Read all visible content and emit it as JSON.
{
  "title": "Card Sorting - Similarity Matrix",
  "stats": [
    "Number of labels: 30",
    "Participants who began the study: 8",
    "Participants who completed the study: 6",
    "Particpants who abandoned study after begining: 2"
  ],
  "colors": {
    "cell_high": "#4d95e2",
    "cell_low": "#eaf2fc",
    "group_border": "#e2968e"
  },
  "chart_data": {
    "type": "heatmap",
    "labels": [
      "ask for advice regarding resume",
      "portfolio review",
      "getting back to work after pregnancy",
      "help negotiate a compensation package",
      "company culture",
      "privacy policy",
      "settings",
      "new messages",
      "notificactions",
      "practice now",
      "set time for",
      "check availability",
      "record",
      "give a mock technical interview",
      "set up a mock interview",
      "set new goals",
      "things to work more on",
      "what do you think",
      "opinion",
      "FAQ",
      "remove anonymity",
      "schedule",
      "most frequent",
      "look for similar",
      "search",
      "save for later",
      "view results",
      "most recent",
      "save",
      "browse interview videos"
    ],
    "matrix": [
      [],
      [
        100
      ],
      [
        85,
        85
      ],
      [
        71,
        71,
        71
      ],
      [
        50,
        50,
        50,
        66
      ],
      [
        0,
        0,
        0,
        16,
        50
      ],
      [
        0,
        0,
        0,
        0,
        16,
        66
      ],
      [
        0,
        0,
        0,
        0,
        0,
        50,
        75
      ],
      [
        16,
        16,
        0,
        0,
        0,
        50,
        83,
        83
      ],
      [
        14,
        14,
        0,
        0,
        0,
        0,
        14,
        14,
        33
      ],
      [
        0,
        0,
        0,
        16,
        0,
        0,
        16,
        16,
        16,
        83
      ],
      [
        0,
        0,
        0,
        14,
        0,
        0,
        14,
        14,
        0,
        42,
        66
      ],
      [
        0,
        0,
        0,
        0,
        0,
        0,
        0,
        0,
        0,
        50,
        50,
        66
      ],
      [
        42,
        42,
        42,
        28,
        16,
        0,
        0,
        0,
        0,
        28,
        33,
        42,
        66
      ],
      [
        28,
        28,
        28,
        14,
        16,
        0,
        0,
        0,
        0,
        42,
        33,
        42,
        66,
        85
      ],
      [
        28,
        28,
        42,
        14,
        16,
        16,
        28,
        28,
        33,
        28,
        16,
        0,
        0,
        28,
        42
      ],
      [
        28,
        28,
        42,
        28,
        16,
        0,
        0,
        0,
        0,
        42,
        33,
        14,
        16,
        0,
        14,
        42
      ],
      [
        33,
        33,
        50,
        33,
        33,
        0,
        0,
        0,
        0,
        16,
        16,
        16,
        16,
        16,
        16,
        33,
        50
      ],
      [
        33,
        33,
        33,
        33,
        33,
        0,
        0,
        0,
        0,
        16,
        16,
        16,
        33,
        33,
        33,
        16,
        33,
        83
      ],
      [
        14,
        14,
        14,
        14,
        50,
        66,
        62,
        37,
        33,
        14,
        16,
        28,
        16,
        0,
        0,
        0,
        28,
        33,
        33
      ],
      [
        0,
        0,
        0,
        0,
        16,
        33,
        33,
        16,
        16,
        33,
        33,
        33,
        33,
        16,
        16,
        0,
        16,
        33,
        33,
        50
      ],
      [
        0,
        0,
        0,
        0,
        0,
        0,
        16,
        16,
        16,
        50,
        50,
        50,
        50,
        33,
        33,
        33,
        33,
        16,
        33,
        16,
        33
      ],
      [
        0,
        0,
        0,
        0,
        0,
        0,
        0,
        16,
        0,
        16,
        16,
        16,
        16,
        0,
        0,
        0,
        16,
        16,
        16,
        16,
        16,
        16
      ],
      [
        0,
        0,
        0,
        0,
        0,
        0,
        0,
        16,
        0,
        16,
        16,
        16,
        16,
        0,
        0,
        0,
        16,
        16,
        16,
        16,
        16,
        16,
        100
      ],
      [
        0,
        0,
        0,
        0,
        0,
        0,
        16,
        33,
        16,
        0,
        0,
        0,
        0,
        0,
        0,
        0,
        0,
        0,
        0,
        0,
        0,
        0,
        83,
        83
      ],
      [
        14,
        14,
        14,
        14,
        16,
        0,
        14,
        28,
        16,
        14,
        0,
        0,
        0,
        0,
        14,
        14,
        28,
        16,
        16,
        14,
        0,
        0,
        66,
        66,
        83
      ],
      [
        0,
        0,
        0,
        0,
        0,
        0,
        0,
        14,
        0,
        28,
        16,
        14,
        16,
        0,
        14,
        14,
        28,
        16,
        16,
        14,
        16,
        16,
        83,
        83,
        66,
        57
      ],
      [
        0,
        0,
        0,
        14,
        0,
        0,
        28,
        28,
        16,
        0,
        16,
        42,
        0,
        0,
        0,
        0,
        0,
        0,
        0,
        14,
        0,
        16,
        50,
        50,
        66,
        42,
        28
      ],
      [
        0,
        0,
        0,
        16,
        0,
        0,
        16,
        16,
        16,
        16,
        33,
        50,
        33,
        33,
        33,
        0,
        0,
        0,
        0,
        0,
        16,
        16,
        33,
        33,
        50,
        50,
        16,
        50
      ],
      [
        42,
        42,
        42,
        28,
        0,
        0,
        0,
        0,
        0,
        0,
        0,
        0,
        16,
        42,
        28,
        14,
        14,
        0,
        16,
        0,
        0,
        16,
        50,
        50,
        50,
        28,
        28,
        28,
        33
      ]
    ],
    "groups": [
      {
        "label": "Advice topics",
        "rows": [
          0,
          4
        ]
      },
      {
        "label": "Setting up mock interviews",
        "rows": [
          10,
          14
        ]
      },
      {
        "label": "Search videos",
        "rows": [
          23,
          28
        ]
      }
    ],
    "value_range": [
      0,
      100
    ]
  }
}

━━━━━━━━━━━━━━━━

* _What is asked_: Using the listing above, pull out all lines that hold the word "work".

* _Reply_:
      "getting back to work after pregnancy",
      "things to work more on",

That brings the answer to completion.